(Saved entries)
Begin

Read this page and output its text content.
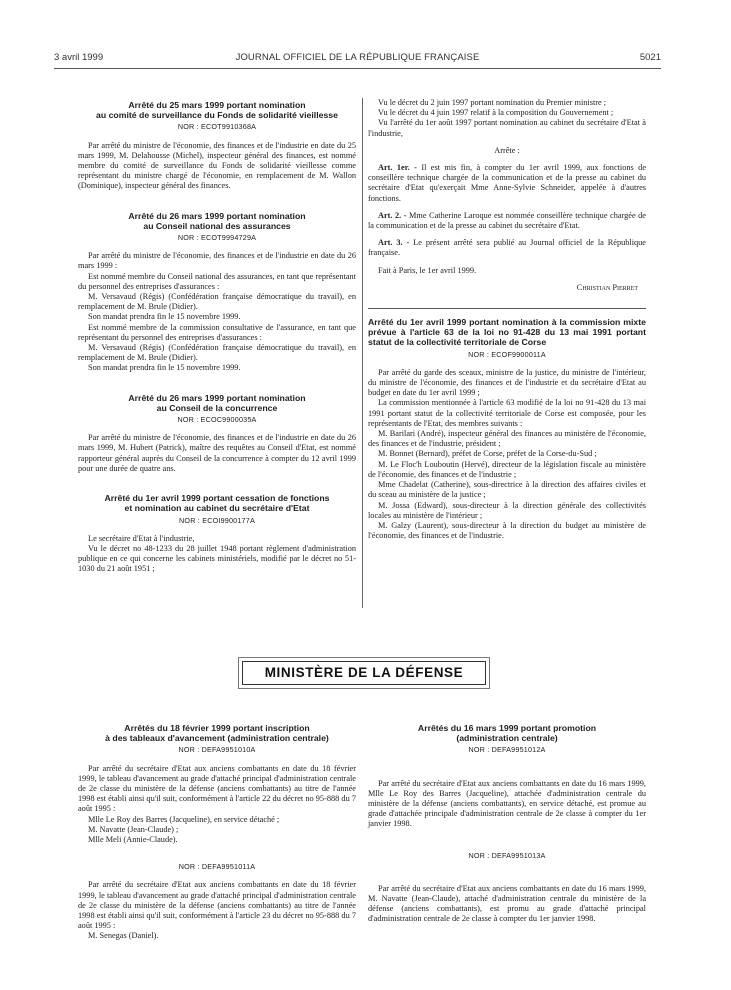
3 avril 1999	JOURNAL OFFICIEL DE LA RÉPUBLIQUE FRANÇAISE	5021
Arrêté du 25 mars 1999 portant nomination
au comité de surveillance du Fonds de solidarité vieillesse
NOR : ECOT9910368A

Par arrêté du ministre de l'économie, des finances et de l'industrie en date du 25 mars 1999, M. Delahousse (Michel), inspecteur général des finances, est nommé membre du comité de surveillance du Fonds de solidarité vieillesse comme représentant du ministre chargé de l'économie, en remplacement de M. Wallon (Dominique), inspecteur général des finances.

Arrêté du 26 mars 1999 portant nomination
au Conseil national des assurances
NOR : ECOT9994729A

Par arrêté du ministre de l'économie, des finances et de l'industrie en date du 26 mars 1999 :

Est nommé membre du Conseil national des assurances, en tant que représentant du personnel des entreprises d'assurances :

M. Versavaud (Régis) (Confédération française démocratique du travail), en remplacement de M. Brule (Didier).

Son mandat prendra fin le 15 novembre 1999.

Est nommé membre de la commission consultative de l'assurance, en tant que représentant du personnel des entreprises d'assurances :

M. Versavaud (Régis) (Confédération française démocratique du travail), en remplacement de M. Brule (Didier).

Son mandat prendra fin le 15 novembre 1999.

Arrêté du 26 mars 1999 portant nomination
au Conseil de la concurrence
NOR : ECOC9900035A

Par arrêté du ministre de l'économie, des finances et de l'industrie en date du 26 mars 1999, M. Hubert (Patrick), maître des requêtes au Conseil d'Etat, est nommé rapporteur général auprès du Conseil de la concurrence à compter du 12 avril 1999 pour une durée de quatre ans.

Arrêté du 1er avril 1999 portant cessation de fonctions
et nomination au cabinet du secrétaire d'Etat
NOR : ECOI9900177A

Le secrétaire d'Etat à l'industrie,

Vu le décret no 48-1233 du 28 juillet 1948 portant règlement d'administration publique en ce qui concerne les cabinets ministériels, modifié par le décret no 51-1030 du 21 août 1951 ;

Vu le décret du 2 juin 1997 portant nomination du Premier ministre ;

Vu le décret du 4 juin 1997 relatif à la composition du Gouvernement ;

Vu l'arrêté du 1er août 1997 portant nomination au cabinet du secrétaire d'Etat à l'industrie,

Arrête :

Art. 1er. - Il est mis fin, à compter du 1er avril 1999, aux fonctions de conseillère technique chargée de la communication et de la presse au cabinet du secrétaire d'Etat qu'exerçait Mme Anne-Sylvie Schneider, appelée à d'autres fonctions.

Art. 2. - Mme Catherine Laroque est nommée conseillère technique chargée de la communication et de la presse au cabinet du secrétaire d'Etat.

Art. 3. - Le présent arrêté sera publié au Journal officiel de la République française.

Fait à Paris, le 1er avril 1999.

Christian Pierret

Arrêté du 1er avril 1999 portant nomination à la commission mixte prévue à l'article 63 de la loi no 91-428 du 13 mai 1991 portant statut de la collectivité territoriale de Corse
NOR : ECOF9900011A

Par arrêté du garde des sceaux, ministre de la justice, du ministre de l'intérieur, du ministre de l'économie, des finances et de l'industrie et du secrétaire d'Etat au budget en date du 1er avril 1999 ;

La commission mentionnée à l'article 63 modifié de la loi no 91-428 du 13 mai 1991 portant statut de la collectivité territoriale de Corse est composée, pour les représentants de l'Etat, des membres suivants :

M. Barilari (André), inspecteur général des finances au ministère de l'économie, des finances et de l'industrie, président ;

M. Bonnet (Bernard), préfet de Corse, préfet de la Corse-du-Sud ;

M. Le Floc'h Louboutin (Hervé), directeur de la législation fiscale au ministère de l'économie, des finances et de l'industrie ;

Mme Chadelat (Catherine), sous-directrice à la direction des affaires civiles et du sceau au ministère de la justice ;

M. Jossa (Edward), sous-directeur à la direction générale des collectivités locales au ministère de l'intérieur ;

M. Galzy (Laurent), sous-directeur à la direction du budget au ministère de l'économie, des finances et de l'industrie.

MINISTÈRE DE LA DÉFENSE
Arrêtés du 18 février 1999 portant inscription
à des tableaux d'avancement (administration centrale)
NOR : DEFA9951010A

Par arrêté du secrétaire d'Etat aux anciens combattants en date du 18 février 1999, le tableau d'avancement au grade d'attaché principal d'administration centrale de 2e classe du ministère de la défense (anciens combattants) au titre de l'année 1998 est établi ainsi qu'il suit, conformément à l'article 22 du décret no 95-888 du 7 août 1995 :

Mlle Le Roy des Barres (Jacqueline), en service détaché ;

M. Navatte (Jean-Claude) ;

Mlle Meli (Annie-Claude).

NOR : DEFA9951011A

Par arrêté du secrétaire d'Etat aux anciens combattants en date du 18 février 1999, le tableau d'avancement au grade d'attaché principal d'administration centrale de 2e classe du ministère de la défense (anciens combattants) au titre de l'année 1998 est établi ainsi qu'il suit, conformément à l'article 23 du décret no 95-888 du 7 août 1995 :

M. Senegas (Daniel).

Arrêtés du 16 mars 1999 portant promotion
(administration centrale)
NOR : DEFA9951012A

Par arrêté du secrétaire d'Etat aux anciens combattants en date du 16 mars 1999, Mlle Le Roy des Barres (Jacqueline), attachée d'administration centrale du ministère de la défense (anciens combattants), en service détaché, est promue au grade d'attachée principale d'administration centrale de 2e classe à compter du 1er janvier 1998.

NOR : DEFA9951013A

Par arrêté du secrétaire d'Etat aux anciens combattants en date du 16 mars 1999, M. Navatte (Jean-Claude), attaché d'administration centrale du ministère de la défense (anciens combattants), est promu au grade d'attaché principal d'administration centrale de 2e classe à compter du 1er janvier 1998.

End
Begin

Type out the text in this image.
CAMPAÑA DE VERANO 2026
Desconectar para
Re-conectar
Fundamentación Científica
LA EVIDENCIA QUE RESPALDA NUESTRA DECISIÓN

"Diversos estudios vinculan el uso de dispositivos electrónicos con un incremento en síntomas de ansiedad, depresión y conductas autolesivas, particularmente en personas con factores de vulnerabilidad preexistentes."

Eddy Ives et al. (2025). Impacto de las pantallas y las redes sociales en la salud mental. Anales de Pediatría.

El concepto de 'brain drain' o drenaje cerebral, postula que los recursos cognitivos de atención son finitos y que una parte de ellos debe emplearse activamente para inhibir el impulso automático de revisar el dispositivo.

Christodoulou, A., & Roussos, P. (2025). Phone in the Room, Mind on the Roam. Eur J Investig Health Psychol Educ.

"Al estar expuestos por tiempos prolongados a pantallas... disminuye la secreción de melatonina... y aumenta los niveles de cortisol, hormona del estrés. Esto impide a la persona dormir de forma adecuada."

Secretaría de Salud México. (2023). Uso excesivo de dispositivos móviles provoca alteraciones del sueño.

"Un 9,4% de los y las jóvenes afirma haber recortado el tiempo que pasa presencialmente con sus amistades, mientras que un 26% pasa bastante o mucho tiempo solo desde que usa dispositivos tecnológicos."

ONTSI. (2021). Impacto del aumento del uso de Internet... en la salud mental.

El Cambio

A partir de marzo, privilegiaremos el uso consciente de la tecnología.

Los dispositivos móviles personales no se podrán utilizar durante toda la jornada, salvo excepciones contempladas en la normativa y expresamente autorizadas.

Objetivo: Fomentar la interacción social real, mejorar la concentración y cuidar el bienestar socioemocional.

End

**The problem**.
Find the lines that include the string "technique", then copy each of them.

**Task output**.
Art. 1er. - Il est mis fin, à compter du 1er avril 1999, aux fonctions de conseillère technique chargée de la communication et de la presse au cabinet du secrétaire d'Etat qu'exerçait Mme Anne-Sylvie Schneider, appelée à d'autres fonctions.
Art. 2. - Mme Catherine Laroque est nommée conseillère technique chargée de la communication et de la presse au cabinet du secrétaire d'Etat.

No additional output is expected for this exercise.